Start of THE INPUT
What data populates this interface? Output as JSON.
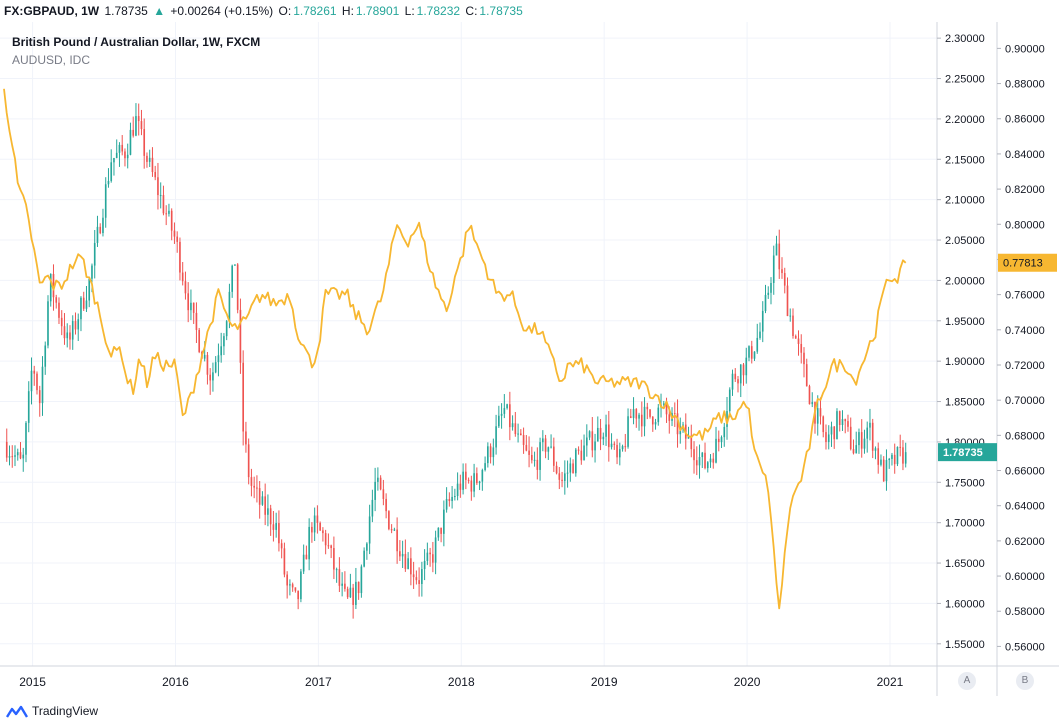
{
  "toolbar": {
    "symbol": "FX:GBPAUD, 1W",
    "last": "1.78735",
    "change_arrow": "▲",
    "change": "+0.00264 (+0.15%)",
    "o_label": "O:",
    "o_value": "1.78261",
    "h_label": "H:",
    "h_value": "1.78901",
    "l_label": "L:",
    "l_value": "1.78232",
    "c_label": "C:",
    "c_value": "1.78735"
  },
  "legend": {
    "main": "British Pound / Australian Dollar, 1W, FXCM",
    "overlay": "AUDUSD, IDC"
  },
  "scale_buttons": {
    "a": "A",
    "b": "B"
  },
  "footer": {
    "brand": "TradingView"
  },
  "colors": {
    "up": "#26a69a",
    "down": "#ef5350",
    "overlay_line": "#f7b731",
    "grid": "#f0f3fa",
    "price_tag": "#26a69a",
    "overlay_tag": "#f7b731"
  },
  "chart_data": {
    "type": "candlestick+line",
    "title": "British Pound / Australian Dollar, 1W, FXCM",
    "x_tick_labels": [
      "2015",
      "2016",
      "2017",
      "2018",
      "2019",
      "2020",
      "2021"
    ],
    "x_ticks_years": [
      2015,
      2016,
      2017,
      2018,
      2019,
      2020,
      2021
    ],
    "x_range": [
      2014.8,
      2021.28
    ],
    "y_left_scale": {
      "name": "GBPAUD",
      "range": [
        1.525,
        2.32
      ],
      "ticks": [
        2.3,
        2.25,
        2.2,
        2.15,
        2.1,
        2.05,
        2.0,
        1.95,
        1.9,
        1.85,
        1.8,
        1.75,
        1.7,
        1.65,
        1.6,
        1.55
      ],
      "tick_labels": [
        "2.30000",
        "2.25000",
        "2.20000",
        "2.15000",
        "2.10000",
        "2.05000",
        "2.00000",
        "1.95000",
        "1.90000",
        "1.85000",
        "1.80000",
        "1.75000",
        "1.70000",
        "1.65000",
        "1.60000",
        "1.55000"
      ]
    },
    "y_right_scale": {
      "name": "AUDUSD",
      "range": [
        0.55,
        0.915
      ],
      "ticks": [
        0.9,
        0.88,
        0.86,
        0.84,
        0.82,
        0.8,
        0.78,
        0.76,
        0.74,
        0.72,
        0.7,
        0.68,
        0.66,
        0.64,
        0.62,
        0.6,
        0.58,
        0.56
      ],
      "tick_labels": [
        "0.90000",
        "0.88000",
        "0.86000",
        "0.84000",
        "0.82000",
        "0.80000",
        "0.78000",
        "0.76000",
        "0.74000",
        "0.72000",
        "0.70000",
        "0.68000",
        "0.66000",
        "0.64000",
        "0.62000",
        "0.60000",
        "0.58000",
        "0.56000"
      ]
    },
    "gbpaud_anchors": [
      [
        2014.8,
        1.8
      ],
      [
        2014.93,
        1.77
      ],
      [
        2015.0,
        1.9
      ],
      [
        2015.05,
        1.85
      ],
      [
        2015.12,
        2.0
      ],
      [
        2015.25,
        1.92
      ],
      [
        2015.4,
        2.0
      ],
      [
        2015.55,
        2.15
      ],
      [
        2015.65,
        2.16
      ],
      [
        2015.72,
        2.2
      ],
      [
        2015.8,
        2.15
      ],
      [
        2015.9,
        2.1
      ],
      [
        2016.0,
        2.05
      ],
      [
        2016.12,
        1.95
      ],
      [
        2016.25,
        1.88
      ],
      [
        2016.35,
        1.95
      ],
      [
        2016.42,
        2.03
      ],
      [
        2016.47,
        1.82
      ],
      [
        2016.52,
        1.75
      ],
      [
        2016.6,
        1.72
      ],
      [
        2016.7,
        1.7
      ],
      [
        2016.78,
        1.62
      ],
      [
        2016.85,
        1.6
      ],
      [
        2016.95,
        1.7
      ],
      [
        2017.05,
        1.68
      ],
      [
        2017.15,
        1.62
      ],
      [
        2017.2,
        1.6
      ],
      [
        2017.28,
        1.62
      ],
      [
        2017.35,
        1.7
      ],
      [
        2017.4,
        1.75
      ],
      [
        2017.5,
        1.7
      ],
      [
        2017.6,
        1.66
      ],
      [
        2017.7,
        1.63
      ],
      [
        2017.8,
        1.66
      ],
      [
        2017.9,
        1.72
      ],
      [
        2018.0,
        1.75
      ],
      [
        2018.1,
        1.75
      ],
      [
        2018.2,
        1.79
      ],
      [
        2018.3,
        1.84
      ],
      [
        2018.4,
        1.8
      ],
      [
        2018.5,
        1.77
      ],
      [
        2018.6,
        1.8
      ],
      [
        2018.7,
        1.75
      ],
      [
        2018.8,
        1.78
      ],
      [
        2018.9,
        1.8
      ],
      [
        2019.0,
        1.82
      ],
      [
        2019.1,
        1.77
      ],
      [
        2019.2,
        1.84
      ],
      [
        2019.3,
        1.83
      ],
      [
        2019.4,
        1.84
      ],
      [
        2019.5,
        1.82
      ],
      [
        2019.6,
        1.8
      ],
      [
        2019.7,
        1.77
      ],
      [
        2019.8,
        1.8
      ],
      [
        2019.9,
        1.88
      ],
      [
        2020.0,
        1.9
      ],
      [
        2020.1,
        1.94
      ],
      [
        2020.2,
        2.04
      ],
      [
        2020.27,
        1.98
      ],
      [
        2020.35,
        1.92
      ],
      [
        2020.45,
        1.85
      ],
      [
        2020.55,
        1.8
      ],
      [
        2020.65,
        1.83
      ],
      [
        2020.75,
        1.79
      ],
      [
        2020.85,
        1.82
      ],
      [
        2020.95,
        1.76
      ],
      [
        2021.05,
        1.78
      ],
      [
        2021.11,
        1.787
      ]
    ],
    "audusd_anchors": [
      [
        2014.8,
        0.877
      ],
      [
        2014.85,
        0.85
      ],
      [
        2014.9,
        0.82
      ],
      [
        2014.95,
        0.81
      ],
      [
        2015.0,
        0.79
      ],
      [
        2015.05,
        0.765
      ],
      [
        2015.1,
        0.77
      ],
      [
        2015.15,
        0.765
      ],
      [
        2015.2,
        0.765
      ],
      [
        2015.3,
        0.78
      ],
      [
        2015.35,
        0.78
      ],
      [
        2015.45,
        0.755
      ],
      [
        2015.5,
        0.74
      ],
      [
        2015.55,
        0.725
      ],
      [
        2015.62,
        0.73
      ],
      [
        2015.65,
        0.715
      ],
      [
        2015.7,
        0.705
      ],
      [
        2015.75,
        0.725
      ],
      [
        2015.8,
        0.71
      ],
      [
        2015.85,
        0.725
      ],
      [
        2015.92,
        0.72
      ],
      [
        2016.0,
        0.72
      ],
      [
        2016.05,
        0.69
      ],
      [
        2016.1,
        0.7
      ],
      [
        2016.2,
        0.73
      ],
      [
        2016.3,
        0.76
      ],
      [
        2016.35,
        0.75
      ],
      [
        2016.4,
        0.74
      ],
      [
        2016.5,
        0.745
      ],
      [
        2016.55,
        0.755
      ],
      [
        2016.6,
        0.76
      ],
      [
        2016.7,
        0.755
      ],
      [
        2016.8,
        0.76
      ],
      [
        2016.85,
        0.74
      ],
      [
        2016.95,
        0.72
      ],
      [
        2017.0,
        0.73
      ],
      [
        2017.05,
        0.76
      ],
      [
        2017.2,
        0.76
      ],
      [
        2017.25,
        0.75
      ],
      [
        2017.35,
        0.74
      ],
      [
        2017.45,
        0.76
      ],
      [
        2017.55,
        0.8
      ],
      [
        2017.62,
        0.79
      ],
      [
        2017.7,
        0.8
      ],
      [
        2017.8,
        0.77
      ],
      [
        2017.9,
        0.75
      ],
      [
        2017.95,
        0.77
      ],
      [
        2018.0,
        0.78
      ],
      [
        2018.05,
        0.8
      ],
      [
        2018.1,
        0.79
      ],
      [
        2018.15,
        0.78
      ],
      [
        2018.25,
        0.76
      ],
      [
        2018.35,
        0.76
      ],
      [
        2018.45,
        0.74
      ],
      [
        2018.55,
        0.74
      ],
      [
        2018.65,
        0.72
      ],
      [
        2018.7,
        0.71
      ],
      [
        2018.75,
        0.72
      ],
      [
        2018.85,
        0.72
      ],
      [
        2018.95,
        0.71
      ],
      [
        2019.05,
        0.71
      ],
      [
        2019.15,
        0.71
      ],
      [
        2019.25,
        0.71
      ],
      [
        2019.4,
        0.7
      ],
      [
        2019.5,
        0.69
      ],
      [
        2019.6,
        0.68
      ],
      [
        2019.7,
        0.68
      ],
      [
        2019.8,
        0.69
      ],
      [
        2019.9,
        0.69
      ],
      [
        2020.0,
        0.7
      ],
      [
        2020.05,
        0.67
      ],
      [
        2020.1,
        0.66
      ],
      [
        2020.15,
        0.65
      ],
      [
        2020.2,
        0.6
      ],
      [
        2020.22,
        0.58
      ],
      [
        2020.25,
        0.6
      ],
      [
        2020.3,
        0.64
      ],
      [
        2020.4,
        0.66
      ],
      [
        2020.5,
        0.7
      ],
      [
        2020.6,
        0.72
      ],
      [
        2020.7,
        0.72
      ],
      [
        2020.75,
        0.71
      ],
      [
        2020.8,
        0.72
      ],
      [
        2020.9,
        0.74
      ],
      [
        2020.95,
        0.76
      ],
      [
        2021.0,
        0.77
      ],
      [
        2021.05,
        0.77
      ],
      [
        2021.11,
        0.7781
      ]
    ],
    "last_price_gbpaud": "1.78735",
    "last_price_audusd": "0.77813",
    "candles_per_year": 52
  }
}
End of THE INPUT
DIRECTIVE: Of the lines above, how many hold the word "Pound"? Say the number alone.

WRITTEN RESPONSE: 2